→ Written problem: Work out the number of lines in the records that include the word "Monoranjan"; reply with that number alone.
*** Data provided ***
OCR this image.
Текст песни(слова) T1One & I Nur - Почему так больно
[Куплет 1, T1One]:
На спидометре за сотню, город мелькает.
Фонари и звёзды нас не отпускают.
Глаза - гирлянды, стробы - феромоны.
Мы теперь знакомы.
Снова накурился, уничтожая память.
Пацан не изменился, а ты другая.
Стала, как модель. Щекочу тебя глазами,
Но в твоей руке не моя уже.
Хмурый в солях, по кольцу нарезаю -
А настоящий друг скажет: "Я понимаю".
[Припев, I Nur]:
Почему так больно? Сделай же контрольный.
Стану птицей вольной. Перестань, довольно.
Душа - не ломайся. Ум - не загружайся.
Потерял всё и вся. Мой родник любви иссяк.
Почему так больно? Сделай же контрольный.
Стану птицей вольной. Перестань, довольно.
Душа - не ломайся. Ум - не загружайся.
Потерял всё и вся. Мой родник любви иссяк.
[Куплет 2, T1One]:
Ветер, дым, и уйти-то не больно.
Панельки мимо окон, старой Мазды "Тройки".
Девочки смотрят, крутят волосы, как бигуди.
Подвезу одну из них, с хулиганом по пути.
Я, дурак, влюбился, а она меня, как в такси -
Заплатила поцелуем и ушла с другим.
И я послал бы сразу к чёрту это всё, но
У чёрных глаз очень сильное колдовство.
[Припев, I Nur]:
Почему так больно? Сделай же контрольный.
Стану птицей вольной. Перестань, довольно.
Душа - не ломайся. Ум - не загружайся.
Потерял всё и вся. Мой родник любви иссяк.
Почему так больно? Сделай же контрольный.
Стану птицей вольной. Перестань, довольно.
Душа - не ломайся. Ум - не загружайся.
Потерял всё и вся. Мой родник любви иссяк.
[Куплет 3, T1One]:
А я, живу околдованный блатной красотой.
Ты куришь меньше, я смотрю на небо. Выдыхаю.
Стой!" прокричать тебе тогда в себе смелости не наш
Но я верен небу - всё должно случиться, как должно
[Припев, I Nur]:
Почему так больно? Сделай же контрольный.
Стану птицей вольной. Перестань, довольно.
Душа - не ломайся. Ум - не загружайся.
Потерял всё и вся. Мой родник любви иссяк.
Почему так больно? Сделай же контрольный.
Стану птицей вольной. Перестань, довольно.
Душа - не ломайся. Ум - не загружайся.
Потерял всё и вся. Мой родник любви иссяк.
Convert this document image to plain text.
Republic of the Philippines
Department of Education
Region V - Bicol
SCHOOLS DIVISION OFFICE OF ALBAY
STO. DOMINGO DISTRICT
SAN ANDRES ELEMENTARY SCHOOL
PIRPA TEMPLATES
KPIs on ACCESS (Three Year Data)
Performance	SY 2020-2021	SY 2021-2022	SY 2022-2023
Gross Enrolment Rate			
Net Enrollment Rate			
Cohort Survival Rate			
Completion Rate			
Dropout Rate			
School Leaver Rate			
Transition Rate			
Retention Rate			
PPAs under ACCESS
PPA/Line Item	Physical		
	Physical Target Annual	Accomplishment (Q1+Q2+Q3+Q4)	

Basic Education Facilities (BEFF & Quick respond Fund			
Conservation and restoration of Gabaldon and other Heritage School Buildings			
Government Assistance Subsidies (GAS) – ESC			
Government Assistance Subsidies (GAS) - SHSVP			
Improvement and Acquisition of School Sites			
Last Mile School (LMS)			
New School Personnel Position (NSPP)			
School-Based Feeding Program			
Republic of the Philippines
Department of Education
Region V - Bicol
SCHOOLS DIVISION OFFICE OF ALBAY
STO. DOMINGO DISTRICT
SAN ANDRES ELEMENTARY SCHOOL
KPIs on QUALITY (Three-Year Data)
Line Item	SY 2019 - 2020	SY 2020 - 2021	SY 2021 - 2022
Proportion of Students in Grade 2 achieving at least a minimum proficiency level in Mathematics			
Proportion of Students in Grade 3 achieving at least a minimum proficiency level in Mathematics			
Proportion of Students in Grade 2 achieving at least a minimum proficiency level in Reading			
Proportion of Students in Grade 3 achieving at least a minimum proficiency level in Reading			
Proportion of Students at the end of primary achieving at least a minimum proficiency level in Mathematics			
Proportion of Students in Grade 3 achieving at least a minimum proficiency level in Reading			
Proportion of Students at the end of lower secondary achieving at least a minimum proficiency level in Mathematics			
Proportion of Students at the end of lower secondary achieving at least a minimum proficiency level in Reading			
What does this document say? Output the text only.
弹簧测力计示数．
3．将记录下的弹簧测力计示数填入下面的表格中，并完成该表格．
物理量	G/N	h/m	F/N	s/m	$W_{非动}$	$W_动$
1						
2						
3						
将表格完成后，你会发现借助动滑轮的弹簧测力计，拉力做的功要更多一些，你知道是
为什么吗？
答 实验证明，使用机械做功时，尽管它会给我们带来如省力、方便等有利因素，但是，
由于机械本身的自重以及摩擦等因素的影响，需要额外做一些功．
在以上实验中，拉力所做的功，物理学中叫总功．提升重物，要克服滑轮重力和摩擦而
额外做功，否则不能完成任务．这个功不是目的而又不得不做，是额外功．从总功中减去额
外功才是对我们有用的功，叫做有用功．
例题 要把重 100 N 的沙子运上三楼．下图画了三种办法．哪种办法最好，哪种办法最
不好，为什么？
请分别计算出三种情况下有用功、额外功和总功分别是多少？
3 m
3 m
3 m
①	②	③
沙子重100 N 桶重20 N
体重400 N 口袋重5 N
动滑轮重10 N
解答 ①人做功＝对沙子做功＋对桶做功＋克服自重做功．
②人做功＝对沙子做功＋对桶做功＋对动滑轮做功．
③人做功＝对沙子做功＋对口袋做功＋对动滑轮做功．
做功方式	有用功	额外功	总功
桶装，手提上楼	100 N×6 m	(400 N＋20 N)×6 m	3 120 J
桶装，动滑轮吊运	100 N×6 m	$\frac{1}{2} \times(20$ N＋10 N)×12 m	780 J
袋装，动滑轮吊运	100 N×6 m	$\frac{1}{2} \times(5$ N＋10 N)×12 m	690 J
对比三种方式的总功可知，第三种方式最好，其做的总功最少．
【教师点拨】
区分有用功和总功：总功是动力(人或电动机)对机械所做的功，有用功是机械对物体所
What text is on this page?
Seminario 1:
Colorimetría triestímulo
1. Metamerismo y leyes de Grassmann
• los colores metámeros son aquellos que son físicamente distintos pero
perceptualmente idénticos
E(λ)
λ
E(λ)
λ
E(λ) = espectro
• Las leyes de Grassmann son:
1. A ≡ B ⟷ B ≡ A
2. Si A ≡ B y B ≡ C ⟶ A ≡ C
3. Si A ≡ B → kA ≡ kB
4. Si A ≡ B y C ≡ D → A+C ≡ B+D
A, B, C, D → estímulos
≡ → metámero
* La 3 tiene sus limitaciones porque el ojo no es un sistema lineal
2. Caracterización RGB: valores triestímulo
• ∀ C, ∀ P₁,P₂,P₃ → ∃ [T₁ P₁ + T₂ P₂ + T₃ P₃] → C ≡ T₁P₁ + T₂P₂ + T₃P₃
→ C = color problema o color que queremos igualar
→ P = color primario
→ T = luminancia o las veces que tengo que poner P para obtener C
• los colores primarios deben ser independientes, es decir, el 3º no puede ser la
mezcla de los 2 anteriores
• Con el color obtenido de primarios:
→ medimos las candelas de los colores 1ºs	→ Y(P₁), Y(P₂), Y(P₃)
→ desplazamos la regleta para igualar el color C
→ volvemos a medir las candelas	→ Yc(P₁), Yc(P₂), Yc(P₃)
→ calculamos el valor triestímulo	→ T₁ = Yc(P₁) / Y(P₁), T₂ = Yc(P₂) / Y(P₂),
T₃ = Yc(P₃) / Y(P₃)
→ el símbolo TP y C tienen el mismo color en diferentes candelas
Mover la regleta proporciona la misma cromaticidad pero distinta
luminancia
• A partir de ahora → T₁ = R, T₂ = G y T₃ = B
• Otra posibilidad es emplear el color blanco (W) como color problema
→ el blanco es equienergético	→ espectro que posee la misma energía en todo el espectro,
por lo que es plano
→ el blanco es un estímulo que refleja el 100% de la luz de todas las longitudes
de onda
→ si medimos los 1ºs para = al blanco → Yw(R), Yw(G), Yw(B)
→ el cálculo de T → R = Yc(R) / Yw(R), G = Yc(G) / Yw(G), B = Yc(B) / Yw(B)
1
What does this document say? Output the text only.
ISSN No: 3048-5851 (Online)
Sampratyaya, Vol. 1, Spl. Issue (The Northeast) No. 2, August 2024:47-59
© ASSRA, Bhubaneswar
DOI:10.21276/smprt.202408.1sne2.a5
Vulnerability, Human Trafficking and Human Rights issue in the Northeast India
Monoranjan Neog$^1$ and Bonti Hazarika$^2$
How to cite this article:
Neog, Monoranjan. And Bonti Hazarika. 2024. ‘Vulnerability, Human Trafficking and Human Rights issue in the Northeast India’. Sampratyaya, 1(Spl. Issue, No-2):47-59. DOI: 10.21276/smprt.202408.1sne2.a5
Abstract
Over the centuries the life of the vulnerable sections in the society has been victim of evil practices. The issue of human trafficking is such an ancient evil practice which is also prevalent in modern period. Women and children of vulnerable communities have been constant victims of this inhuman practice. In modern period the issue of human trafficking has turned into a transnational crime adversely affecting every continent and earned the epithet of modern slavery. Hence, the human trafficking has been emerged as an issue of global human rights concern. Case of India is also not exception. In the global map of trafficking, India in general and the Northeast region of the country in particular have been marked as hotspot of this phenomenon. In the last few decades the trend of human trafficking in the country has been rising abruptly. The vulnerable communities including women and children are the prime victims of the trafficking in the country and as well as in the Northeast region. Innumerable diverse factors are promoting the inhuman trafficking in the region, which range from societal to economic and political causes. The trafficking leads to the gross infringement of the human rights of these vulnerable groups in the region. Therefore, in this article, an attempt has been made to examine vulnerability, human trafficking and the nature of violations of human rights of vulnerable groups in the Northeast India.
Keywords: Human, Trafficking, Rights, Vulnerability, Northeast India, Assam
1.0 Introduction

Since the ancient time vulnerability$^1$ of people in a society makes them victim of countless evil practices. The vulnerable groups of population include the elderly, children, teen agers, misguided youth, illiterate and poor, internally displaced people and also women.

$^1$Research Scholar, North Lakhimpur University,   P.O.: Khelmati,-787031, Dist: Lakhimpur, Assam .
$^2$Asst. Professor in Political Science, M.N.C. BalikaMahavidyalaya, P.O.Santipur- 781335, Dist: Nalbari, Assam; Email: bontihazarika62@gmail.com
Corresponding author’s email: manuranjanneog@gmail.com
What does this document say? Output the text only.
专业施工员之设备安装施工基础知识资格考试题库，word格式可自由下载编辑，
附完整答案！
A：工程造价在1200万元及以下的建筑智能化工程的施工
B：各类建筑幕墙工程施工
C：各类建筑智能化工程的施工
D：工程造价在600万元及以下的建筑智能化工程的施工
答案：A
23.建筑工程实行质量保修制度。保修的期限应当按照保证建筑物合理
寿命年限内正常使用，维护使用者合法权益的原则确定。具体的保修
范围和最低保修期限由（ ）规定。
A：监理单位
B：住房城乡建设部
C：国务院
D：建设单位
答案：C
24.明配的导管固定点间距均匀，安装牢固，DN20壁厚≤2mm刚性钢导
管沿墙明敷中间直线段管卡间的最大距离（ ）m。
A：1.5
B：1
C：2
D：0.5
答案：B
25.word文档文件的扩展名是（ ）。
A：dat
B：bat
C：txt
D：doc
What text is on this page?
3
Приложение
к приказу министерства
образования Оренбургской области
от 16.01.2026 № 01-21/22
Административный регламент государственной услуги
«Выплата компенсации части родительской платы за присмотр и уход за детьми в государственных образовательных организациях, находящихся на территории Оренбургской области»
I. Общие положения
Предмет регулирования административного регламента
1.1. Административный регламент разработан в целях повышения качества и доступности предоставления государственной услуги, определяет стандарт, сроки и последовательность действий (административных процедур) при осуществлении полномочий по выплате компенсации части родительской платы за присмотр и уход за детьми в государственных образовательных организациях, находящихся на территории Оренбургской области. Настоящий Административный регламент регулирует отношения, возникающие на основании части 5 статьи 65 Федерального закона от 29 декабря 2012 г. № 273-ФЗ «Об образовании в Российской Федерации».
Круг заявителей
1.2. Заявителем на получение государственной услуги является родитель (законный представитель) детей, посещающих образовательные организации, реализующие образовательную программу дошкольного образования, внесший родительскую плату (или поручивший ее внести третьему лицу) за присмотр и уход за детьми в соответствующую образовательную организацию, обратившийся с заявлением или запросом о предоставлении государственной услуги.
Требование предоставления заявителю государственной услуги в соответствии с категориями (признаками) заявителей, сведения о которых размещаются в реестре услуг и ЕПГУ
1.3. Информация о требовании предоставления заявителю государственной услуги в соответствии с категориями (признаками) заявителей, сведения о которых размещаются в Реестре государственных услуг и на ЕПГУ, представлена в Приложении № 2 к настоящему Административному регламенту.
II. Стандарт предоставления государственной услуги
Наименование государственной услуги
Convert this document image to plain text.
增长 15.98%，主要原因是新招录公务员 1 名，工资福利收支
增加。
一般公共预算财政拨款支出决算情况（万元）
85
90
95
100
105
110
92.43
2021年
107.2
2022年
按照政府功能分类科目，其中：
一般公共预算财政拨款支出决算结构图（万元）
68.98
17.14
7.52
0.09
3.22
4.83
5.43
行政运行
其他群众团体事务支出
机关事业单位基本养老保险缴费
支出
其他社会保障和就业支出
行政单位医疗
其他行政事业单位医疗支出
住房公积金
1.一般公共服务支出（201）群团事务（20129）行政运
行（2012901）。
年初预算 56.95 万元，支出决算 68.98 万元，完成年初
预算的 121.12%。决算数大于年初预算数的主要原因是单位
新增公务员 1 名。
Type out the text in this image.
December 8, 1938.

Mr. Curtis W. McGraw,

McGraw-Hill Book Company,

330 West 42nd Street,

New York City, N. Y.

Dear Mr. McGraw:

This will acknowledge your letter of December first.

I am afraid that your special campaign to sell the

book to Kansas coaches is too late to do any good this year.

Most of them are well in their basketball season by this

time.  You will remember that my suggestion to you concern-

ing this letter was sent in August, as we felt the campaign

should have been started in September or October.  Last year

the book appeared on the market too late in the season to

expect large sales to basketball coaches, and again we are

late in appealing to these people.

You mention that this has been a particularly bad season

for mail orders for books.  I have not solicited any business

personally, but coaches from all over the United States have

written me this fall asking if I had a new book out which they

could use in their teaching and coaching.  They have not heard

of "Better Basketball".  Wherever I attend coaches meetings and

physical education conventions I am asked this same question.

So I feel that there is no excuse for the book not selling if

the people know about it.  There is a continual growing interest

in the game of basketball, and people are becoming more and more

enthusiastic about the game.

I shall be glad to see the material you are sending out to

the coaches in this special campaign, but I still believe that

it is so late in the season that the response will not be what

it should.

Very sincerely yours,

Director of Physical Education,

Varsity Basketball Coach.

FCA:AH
***
→ Response to the exercise: 2